(Beginning of Passage shown)

Although several hypotheses have been raised regarding the consequences of GMO release into the environment (e.g. gene flow, hybridization, and introgression), these have only been tested under controlled conditions. We found that some theory-based concerns can be confirmed when performing functional experimental designs in the wild. First, it is possible to investigate ecological and evolutionary impacts of new genes under natural conditions by studying community processes, such as changes in tri-trophic interactions. Second, we detected physiological and possible metabolic alterations generated by the expression of transgenes in wild cotton plants without the pressure of selection agents (pests and herbicides) targeted by those genes. Third, until 2008, 4 wild metapopulations of upland cotton showed evidence of introgression with GM cotton2, and recently, introgression in the Baja California Sur, BCSM, Central Pacific, CPM, and Yucatan Peninsula YPM metapopulations has been reported3. In this study, we reaffirm the presence of transgenes in the YPM, but it’s important to consider that the establishment of these has been fast. Whereas during the first monitoring in 2008, YPM metapopulation didn’t register the presence of transgenes, in 2018, 60.64% of 61 plants had them (Table 1).
In natural ecosystems, changes at different scales (i.e. genetic, individual, and community), following the introduction of novel genes lead to endless research possibilities. Through them we can integrate broad information regarding biological control, agro-biotechnologies, and conservation biology, with promising further applications. Although we do not know the routes of transgene dispersion, we provide evidence of some of the mechanisms that could favour the establishment and persistence of these new genes, mainly due to their interaction with key defence metabolic pathways. However, transgene frequency in wild populations and the associated ecological consequences must continue to be monitored and evaluated so as to contribute information that allows us to make decisions for the conservation of the primary genetic pool and the ecological and evolutionary processes that have shaped its diversity.

(End of Passage shown)

> [Exercise details] Translate this sentence from the passage on transgenes in wild cotton into Spanish: "First, it is possible to investigate ecological and evolutionary impacts of new genes under natural conditions by studying community processes, such as changes in tri-trophic interactions."

(Beginning of Supplied data)

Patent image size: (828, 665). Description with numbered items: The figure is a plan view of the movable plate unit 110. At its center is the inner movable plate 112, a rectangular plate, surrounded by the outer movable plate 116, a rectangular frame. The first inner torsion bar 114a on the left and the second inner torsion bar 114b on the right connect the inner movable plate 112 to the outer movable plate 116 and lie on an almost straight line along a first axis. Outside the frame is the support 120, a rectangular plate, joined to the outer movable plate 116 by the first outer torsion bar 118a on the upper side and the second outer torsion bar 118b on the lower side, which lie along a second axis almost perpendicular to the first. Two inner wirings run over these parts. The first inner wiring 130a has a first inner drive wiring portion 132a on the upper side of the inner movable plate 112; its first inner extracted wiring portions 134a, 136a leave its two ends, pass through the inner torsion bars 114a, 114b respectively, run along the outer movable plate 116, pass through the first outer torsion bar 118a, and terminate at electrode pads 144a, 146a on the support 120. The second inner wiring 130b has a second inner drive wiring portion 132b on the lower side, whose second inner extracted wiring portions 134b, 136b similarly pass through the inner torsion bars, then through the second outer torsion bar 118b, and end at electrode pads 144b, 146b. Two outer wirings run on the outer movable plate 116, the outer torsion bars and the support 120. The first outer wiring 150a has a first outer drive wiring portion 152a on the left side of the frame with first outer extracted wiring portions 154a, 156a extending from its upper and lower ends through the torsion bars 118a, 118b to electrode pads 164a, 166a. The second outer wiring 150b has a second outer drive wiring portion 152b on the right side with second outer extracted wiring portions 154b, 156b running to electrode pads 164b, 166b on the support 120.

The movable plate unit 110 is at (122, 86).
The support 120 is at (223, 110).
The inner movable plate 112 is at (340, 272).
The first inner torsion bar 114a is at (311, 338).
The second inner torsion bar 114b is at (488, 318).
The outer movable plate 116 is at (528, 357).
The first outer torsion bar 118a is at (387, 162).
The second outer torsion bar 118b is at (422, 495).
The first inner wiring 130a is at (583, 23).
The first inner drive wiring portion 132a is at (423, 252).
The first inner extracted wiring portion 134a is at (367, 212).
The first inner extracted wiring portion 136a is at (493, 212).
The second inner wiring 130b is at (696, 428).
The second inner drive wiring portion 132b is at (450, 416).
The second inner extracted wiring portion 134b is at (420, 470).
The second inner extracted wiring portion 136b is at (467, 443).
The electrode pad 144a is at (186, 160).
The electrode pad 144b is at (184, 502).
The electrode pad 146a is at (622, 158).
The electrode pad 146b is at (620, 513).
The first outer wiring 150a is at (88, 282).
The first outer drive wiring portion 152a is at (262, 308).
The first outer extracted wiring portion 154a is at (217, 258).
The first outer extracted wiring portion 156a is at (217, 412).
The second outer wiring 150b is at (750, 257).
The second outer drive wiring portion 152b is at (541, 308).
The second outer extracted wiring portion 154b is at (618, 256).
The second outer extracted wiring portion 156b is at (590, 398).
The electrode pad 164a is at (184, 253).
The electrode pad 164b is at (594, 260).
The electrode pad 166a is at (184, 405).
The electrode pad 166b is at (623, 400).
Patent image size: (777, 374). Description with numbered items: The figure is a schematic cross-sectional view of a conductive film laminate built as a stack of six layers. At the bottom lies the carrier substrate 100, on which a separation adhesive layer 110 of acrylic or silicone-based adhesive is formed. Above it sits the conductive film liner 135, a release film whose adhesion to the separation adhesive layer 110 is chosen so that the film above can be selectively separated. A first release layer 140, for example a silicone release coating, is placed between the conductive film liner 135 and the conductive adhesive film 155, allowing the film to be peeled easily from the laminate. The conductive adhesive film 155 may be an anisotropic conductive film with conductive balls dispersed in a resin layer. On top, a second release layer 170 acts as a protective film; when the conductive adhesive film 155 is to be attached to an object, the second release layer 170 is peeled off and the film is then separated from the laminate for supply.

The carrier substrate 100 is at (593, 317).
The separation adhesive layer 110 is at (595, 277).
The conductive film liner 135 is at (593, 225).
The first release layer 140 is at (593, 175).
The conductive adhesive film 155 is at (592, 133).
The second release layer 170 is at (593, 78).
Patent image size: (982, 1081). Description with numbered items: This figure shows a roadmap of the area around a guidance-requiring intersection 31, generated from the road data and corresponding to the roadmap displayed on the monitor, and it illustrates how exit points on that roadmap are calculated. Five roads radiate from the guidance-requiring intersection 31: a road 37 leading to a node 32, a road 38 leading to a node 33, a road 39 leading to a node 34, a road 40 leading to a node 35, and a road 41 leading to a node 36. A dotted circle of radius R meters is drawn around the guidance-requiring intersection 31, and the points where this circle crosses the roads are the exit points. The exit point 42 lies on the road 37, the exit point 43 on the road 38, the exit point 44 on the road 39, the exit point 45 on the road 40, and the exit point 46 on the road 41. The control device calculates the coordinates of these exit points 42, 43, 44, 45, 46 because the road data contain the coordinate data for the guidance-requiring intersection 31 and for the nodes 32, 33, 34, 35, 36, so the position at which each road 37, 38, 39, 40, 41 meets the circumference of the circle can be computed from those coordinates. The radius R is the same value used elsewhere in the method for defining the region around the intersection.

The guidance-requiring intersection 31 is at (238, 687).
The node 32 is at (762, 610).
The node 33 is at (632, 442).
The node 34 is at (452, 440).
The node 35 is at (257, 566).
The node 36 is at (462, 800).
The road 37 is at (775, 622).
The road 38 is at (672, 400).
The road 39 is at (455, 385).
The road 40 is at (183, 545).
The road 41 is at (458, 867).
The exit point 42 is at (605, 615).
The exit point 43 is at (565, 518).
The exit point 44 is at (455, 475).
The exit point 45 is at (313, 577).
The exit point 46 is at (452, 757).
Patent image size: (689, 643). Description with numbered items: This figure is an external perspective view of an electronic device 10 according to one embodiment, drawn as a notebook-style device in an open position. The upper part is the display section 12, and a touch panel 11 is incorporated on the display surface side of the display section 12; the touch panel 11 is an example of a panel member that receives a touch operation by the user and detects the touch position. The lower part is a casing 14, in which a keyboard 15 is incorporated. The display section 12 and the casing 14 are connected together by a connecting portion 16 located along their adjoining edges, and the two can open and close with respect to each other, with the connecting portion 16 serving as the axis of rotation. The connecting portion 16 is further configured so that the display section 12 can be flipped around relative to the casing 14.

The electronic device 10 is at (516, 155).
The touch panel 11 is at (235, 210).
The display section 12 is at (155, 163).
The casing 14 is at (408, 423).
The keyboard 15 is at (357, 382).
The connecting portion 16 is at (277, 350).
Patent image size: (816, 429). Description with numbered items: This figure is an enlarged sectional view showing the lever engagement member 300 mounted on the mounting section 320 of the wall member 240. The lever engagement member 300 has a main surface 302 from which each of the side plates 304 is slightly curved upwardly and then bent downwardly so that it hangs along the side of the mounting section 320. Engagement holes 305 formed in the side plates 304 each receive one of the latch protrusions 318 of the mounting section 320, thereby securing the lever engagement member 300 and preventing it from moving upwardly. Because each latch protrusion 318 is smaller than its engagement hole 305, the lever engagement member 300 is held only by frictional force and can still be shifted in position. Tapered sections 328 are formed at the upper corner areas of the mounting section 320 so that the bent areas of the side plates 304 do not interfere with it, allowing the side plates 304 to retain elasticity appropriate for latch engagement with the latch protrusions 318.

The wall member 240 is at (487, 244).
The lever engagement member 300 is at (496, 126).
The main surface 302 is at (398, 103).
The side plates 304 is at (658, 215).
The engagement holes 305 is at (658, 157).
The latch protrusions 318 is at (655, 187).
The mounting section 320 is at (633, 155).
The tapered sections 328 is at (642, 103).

(End of Supplied data)

> [Task answer] En primer lugar, es posible investigar los impactos ecológicos y evolutivos de los nuevos genes en condiciones naturales mediante el estudio de procesos comunitarios, como los cambios en las interacciones tritróficas.